• **Stated task**: Among the entries below, find how many lines carry the word "name" and state only that figure.

----------

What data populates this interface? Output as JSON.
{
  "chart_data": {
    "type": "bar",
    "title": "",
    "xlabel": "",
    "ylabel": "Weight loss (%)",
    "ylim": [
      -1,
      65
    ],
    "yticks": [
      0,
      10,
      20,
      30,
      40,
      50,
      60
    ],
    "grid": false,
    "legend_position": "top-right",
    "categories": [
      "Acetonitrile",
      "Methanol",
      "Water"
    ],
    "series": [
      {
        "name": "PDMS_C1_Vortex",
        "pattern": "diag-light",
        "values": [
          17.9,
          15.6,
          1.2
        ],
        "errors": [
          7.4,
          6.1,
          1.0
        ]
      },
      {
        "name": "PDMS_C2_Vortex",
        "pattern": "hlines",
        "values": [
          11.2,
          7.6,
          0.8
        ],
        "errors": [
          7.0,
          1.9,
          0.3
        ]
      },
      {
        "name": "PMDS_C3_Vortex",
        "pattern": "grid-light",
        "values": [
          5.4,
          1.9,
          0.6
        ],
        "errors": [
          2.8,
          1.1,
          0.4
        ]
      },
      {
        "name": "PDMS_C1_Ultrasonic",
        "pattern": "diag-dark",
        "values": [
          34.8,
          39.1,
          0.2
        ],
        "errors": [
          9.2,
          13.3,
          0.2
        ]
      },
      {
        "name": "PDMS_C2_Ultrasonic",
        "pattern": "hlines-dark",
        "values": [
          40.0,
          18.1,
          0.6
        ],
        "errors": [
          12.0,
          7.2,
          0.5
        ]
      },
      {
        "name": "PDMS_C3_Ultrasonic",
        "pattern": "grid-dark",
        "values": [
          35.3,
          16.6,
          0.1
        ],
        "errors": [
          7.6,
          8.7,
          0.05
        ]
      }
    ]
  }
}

----------

• **The solution**: 6